** DATASET EXTRACT follows **
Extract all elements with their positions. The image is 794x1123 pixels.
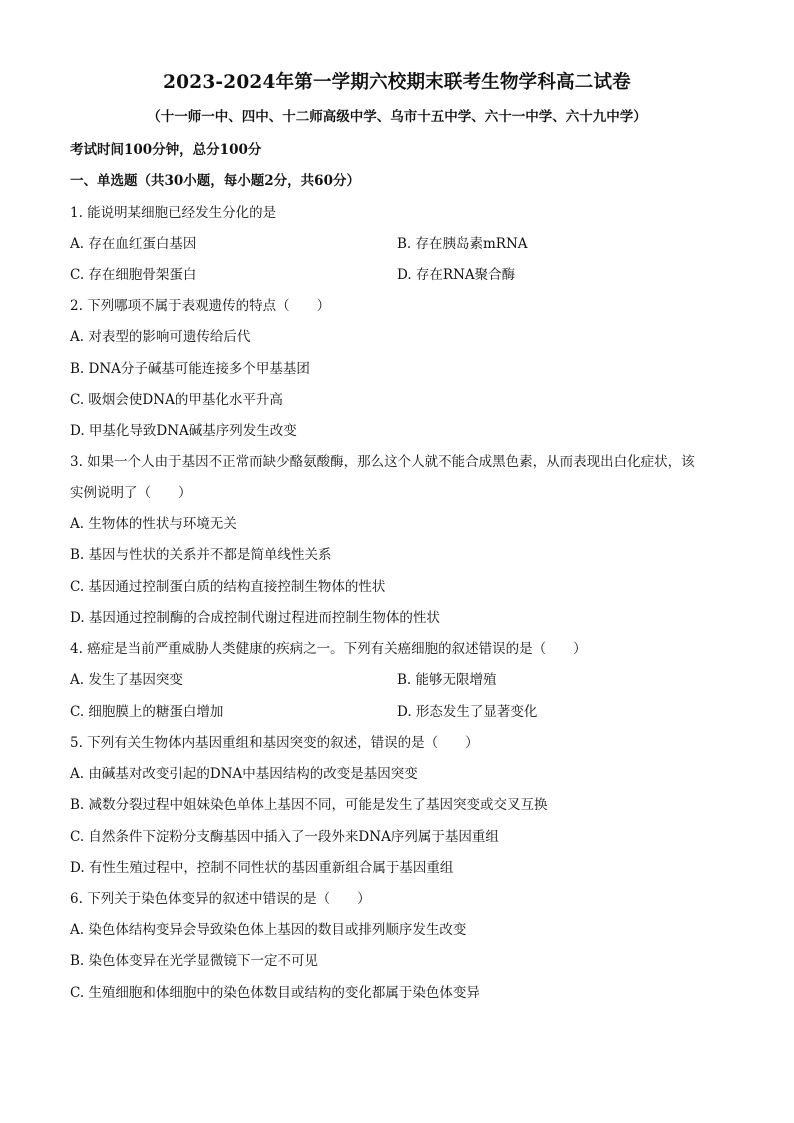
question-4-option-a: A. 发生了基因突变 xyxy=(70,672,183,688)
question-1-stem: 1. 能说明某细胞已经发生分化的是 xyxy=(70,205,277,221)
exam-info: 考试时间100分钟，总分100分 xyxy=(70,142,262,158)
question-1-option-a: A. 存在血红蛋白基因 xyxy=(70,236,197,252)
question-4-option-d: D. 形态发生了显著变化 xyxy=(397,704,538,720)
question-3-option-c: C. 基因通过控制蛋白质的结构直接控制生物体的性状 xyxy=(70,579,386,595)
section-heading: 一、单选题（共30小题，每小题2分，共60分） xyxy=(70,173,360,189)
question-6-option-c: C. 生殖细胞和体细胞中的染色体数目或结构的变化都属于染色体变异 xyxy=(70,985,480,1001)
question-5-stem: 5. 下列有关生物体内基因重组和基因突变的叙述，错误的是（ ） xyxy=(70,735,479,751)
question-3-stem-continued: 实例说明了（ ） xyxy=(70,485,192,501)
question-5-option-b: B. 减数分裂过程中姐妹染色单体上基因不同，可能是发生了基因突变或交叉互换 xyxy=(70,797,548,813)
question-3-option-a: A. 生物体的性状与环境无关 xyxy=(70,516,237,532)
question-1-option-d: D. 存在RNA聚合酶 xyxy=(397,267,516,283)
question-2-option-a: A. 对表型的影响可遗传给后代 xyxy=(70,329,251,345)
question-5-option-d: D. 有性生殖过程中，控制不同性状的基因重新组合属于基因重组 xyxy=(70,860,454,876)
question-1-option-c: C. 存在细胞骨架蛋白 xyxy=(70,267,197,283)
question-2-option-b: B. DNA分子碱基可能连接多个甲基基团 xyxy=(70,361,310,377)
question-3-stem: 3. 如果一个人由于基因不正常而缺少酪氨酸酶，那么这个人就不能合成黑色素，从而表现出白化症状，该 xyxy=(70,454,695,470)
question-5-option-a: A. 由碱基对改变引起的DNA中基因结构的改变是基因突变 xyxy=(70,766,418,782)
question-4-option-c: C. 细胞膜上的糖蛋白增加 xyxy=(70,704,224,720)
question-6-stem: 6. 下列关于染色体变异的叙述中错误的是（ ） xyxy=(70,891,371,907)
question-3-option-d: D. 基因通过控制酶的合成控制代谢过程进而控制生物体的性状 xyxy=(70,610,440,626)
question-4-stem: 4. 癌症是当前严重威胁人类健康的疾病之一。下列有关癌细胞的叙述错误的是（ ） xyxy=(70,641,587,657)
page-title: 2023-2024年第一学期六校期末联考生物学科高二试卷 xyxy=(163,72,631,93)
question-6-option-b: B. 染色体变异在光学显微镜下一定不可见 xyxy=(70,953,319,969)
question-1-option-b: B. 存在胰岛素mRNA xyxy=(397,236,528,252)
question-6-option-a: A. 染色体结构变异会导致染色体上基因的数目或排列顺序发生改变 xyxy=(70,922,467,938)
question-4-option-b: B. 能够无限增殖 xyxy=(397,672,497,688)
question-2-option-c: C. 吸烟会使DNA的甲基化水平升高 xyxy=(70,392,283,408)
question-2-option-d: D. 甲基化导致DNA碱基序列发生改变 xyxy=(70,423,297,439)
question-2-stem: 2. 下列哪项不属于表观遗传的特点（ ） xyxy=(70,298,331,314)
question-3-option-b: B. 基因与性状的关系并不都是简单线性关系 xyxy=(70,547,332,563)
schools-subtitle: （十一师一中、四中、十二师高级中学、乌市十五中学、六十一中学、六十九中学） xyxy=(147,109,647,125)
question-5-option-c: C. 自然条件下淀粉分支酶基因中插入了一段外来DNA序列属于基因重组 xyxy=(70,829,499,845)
** End of DATASET EXTRACT **
- **TASK ITEM**: Exclude the pictures and transcribe all of the entries exactly.

- **ANSWER BOX**:
Extract all elements with their positions. The image is 794x1123 pixels.
question-4-option-a: A. 发生了基因突变 xyxy=(70,672,183,688)
question-1-stem: 1. 能说明某细胞已经发生分化的是 xyxy=(70,205,277,221)
exam-info: 考试时间100分钟，总分100分 xyxy=(70,142,262,158)
question-1-option-a: A. 存在血红蛋白基因 xyxy=(70,236,197,252)
question-4-option-d: D. 形态发生了显著变化 xyxy=(397,704,538,720)
question-3-option-c: C. 基因通过控制蛋白质的结构直接控制生物体的性状 xyxy=(70,579,386,595)
section-heading: 一、单选题（共30小题，每小题2分，共60分） xyxy=(70,173,360,189)
question-6-option-c: C. 生殖细胞和体细胞中的染色体数目或结构的变化都属于染色体变异 xyxy=(70,985,480,1001)
question-5-stem: 5. 下列有关生物体内基因重组和基因突变的叙述，错误的是（ ） xyxy=(70,735,479,751)
question-3-stem-continued: 实例说明了（ ） xyxy=(70,485,192,501)
question-5-option-b: B. 减数分裂过程中姐妹染色单体上基因不同，可能是发生了基因突变或交叉互换 xyxy=(70,797,548,813)
question-3-option-a: A. 生物体的性状与环境无关 xyxy=(70,516,237,532)
question-1-option-d: D. 存在RNA聚合酶 xyxy=(397,267,516,283)
question-2-option-a: A. 对表型的影响可遗传给后代 xyxy=(70,329,251,345)
question-5-option-d: D. 有性生殖过程中，控制不同性状的基因重新组合属于基因重组 xyxy=(70,860,454,876)
question-1-option-c: C. 存在细胞骨架蛋白 xyxy=(70,267,197,283)
question-2-option-b: B. DNA分子碱基可能连接多个甲基基团 xyxy=(70,361,310,377)
question-3-stem: 3. 如果一个人由于基因不正常而缺少酪氨酸酶，那么这个人就不能合成黑色素，从而表现出白化症状，该 xyxy=(70,454,695,470)
question-5-option-a: A. 由碱基对改变引起的DNA中基因结构的改变是基因突变 xyxy=(70,766,418,782)
question-4-option-c: C. 细胞膜上的糖蛋白增加 xyxy=(70,704,224,720)
question-6-stem: 6. 下列关于染色体变异的叙述中错误的是（ ） xyxy=(70,891,371,907)
question-3-option-d: D. 基因通过控制酶的合成控制代谢过程进而控制生物体的性状 xyxy=(70,610,440,626)
question-4-stem: 4. 癌症是当前严重威胁人类健康的疾病之一。下列有关癌细胞的叙述错误的是（ ） xyxy=(70,641,587,657)
page-title: 2023-2024年第一学期六校期末联考生物学科高二试卷 xyxy=(163,72,631,93)
question-6-option-b: B. 染色体变异在光学显微镜下一定不可见 xyxy=(70,953,319,969)
question-1-option-b: B. 存在胰岛素mRNA xyxy=(397,236,528,252)
question-6-option-a: A. 染色体结构变异会导致染色体上基因的数目或排列顺序发生改变 xyxy=(70,922,467,938)
question-4-option-b: B. 能够无限增殖 xyxy=(397,672,497,688)
question-2-option-c: C. 吸烟会使DNA的甲基化水平升高 xyxy=(70,392,283,408)
question-2-option-d: D. 甲基化导致DNA碱基序列发生改变 xyxy=(70,423,297,439)
question-2-stem: 2. 下列哪项不属于表观遗传的特点（ ） xyxy=(70,298,331,314)
question-3-option-b: B. 基因与性状的关系并不都是简单线性关系 xyxy=(70,547,332,563)
schools-subtitle: （十一师一中、四中、十二师高级中学、乌市十五中学、六十一中学、六十九中学） xyxy=(147,109,647,125)
question-5-option-c: C. 自然条件下淀粉分支酶基因中插入了一段外来DNA序列属于基因重组 xyxy=(70,829,499,845)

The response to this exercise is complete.